==== Records to process
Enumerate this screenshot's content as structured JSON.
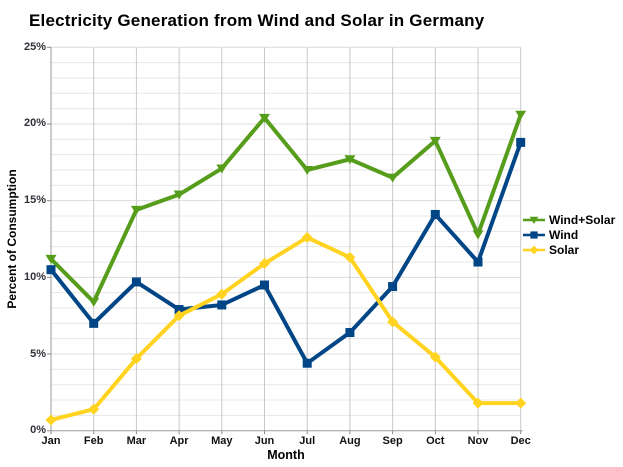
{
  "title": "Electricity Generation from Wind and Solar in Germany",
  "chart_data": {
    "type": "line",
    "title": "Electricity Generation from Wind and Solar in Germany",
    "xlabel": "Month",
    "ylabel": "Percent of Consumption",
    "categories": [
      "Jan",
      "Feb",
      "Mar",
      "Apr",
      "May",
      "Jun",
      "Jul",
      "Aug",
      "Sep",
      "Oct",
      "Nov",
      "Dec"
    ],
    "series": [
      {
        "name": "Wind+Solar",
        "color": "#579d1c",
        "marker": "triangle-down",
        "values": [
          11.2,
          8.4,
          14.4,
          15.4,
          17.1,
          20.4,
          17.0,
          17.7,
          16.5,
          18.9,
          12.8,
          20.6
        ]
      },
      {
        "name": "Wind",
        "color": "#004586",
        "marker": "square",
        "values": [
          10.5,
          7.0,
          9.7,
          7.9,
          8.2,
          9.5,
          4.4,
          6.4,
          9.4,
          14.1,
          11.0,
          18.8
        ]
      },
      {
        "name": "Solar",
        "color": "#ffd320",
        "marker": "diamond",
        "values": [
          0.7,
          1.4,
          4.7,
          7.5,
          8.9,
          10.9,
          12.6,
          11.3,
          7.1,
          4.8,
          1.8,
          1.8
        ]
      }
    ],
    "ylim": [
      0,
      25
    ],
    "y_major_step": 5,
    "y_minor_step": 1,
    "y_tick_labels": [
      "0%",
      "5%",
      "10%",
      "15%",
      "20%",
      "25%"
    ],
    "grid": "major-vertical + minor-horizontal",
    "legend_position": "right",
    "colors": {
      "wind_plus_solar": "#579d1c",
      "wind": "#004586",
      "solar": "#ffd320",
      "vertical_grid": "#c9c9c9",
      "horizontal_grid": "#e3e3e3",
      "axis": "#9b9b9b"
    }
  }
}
========
> Directions:
Copy every record above exactly, leaving out any pictures.

> Expected answer:
Enumerate this screenshot's content as structured JSON.
{
  "title": "Electricity Generation from Wind and Solar in Germany",
  "chart_data": {
    "type": "line",
    "title": "Electricity Generation from Wind and Solar in Germany",
    "xlabel": "Month",
    "ylabel": "Percent of Consumption",
    "categories": [
      "Jan",
      "Feb",
      "Mar",
      "Apr",
      "May",
      "Jun",
      "Jul",
      "Aug",
      "Sep",
      "Oct",
      "Nov",
      "Dec"
    ],
    "series": [
      {
        "name": "Wind+Solar",
        "color": "#579d1c",
        "marker": "triangle-down",
        "values": [
          11.2,
          8.4,
          14.4,
          15.4,
          17.1,
          20.4,
          17.0,
          17.7,
          16.5,
          18.9,
          12.8,
          20.6
        ]
      },
      {
        "name": "Wind",
        "color": "#004586",
        "marker": "square",
        "values": [
          10.5,
          7.0,
          9.7,
          7.9,
          8.2,
          9.5,
          4.4,
          6.4,
          9.4,
          14.1,
          11.0,
          18.8
        ]
      },
      {
        "name": "Solar",
        "color": "#ffd320",
        "marker": "diamond",
        "values": [
          0.7,
          1.4,
          4.7,
          7.5,
          8.9,
          10.9,
          12.6,
          11.3,
          7.1,
          4.8,
          1.8,
          1.8
        ]
      }
    ],
    "ylim": [
      0,
      25
    ],
    "y_major_step": 5,
    "y_minor_step": 1,
    "y_tick_labels": [
      "0%",
      "5%",
      "10%",
      "15%",
      "20%",
      "25%"
    ],
    "grid": "major-vertical + minor-horizontal",
    "legend_position": "right",
    "colors": {
      "wind_plus_solar": "#579d1c",
      "wind": "#004586",
      "solar": "#ffd320",
      "vertical_grid": "#c9c9c9",
      "horizontal_grid": "#e3e3e3",
      "axis": "#9b9b9b"
    }
  }
}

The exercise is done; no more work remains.